> GOAL:
Copy out every record precisely.

> SUPPLIED MATERIAL:
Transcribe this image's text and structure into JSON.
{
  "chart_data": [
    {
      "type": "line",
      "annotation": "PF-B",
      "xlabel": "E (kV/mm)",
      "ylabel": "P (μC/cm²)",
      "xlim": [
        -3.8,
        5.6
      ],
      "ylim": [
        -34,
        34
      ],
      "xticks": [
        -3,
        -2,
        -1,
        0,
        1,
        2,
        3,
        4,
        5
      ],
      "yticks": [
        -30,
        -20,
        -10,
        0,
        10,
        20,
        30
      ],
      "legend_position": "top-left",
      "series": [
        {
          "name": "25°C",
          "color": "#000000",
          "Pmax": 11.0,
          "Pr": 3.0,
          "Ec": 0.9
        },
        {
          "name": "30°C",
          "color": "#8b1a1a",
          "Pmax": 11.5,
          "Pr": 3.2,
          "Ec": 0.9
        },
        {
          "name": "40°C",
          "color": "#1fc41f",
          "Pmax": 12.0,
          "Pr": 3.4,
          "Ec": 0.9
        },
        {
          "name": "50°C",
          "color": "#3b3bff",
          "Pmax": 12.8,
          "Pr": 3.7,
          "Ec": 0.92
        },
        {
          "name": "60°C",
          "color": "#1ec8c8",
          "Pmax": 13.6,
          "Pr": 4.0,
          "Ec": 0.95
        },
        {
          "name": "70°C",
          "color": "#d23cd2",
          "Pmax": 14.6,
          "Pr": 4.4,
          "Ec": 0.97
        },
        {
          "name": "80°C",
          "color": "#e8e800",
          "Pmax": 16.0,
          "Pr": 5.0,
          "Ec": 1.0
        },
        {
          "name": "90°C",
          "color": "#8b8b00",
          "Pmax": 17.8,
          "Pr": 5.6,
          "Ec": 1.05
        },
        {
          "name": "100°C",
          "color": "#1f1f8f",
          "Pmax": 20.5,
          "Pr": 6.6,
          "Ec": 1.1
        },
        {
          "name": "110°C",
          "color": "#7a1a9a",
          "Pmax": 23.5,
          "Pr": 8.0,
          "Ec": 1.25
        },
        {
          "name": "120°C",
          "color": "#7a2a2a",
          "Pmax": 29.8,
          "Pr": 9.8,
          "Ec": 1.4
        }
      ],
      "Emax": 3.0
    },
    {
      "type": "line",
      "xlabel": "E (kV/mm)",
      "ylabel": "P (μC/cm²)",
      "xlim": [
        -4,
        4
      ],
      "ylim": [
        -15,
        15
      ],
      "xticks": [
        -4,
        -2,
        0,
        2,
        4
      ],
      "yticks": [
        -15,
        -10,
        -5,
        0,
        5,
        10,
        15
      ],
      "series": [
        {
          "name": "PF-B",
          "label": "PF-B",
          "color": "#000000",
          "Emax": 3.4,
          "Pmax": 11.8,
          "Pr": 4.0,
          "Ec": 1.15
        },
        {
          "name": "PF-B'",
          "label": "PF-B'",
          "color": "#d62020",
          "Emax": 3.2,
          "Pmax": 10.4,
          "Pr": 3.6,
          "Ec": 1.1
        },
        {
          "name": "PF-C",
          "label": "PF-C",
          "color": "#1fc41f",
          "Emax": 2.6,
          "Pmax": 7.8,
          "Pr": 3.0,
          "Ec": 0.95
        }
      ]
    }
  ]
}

> RESULT:
Transcribe this image's text and structure into JSON.
{
  "chart_data": [
    {
      "type": "line",
      "annotation": "PF-B",
      "xlabel": "E (kV/mm)",
      "ylabel": "P (μC/cm²)",
      "xlim": [
        -3.8,
        5.6
      ],
      "ylim": [
        -34,
        34
      ],
      "xticks": [
        -3,
        -2,
        -1,
        0,
        1,
        2,
        3,
        4,
        5
      ],
      "yticks": [
        -30,
        -20,
        -10,
        0,
        10,
        20,
        30
      ],
      "legend_position": "top-left",
      "series": [
        {
          "name": "25°C",
          "color": "#000000",
          "Pmax": 11.0,
          "Pr": 3.0,
          "Ec": 0.9
        },
        {
          "name": "30°C",
          "color": "#8b1a1a",
          "Pmax": 11.5,
          "Pr": 3.2,
          "Ec": 0.9
        },
        {
          "name": "40°C",
          "color": "#1fc41f",
          "Pmax": 12.0,
          "Pr": 3.4,
          "Ec": 0.9
        },
        {
          "name": "50°C",
          "color": "#3b3bff",
          "Pmax": 12.8,
          "Pr": 3.7,
          "Ec": 0.92
        },
        {
          "name": "60°C",
          "color": "#1ec8c8",
          "Pmax": 13.6,
          "Pr": 4.0,
          "Ec": 0.95
        },
        {
          "name": "70°C",
          "color": "#d23cd2",
          "Pmax": 14.6,
          "Pr": 4.4,
          "Ec": 0.97
        },
        {
          "name": "80°C",
          "color": "#e8e800",
          "Pmax": 16.0,
          "Pr": 5.0,
          "Ec": 1.0
        },
        {
          "name": "90°C",
          "color": "#8b8b00",
          "Pmax": 17.8,
          "Pr": 5.6,
          "Ec": 1.05
        },
        {
          "name": "100°C",
          "color": "#1f1f8f",
          "Pmax": 20.5,
          "Pr": 6.6,
          "Ec": 1.1
        },
        {
          "name": "110°C",
          "color": "#7a1a9a",
          "Pmax": 23.5,
          "Pr": 8.0,
          "Ec": 1.25
        },
        {
          "name": "120°C",
          "color": "#7a2a2a",
          "Pmax": 29.8,
          "Pr": 9.8,
          "Ec": 1.4
        }
      ],
      "Emax": 3.0
    },
    {
      "type": "line",
      "xlabel": "E (kV/mm)",
      "ylabel": "P (μC/cm²)",
      "xlim": [
        -4,
        4
      ],
      "ylim": [
        -15,
        15
      ],
      "xticks": [
        -4,
        -2,
        0,
        2,
        4
      ],
      "yticks": [
        -15,
        -10,
        -5,
        0,
        5,
        10,
        15
      ],
      "series": [
        {
          "name": "PF-B",
          "label": "PF-B",
          "color": "#000000",
          "Emax": 3.4,
          "Pmax": 11.8,
          "Pr": 4.0,
          "Ec": 1.15
        },
        {
          "name": "PF-B'",
          "label": "PF-B'",
          "color": "#d62020",
          "Emax": 3.2,
          "Pmax": 10.4,
          "Pr": 3.6,
          "Ec": 1.1
        },
        {
          "name": "PF-C",
          "label": "PF-C",
          "color": "#1fc41f",
          "Emax": 2.6,
          "Pmax": 7.8,
          "Pr": 3.0,
          "Ec": 0.95
        }
      ]
    }
  ]
}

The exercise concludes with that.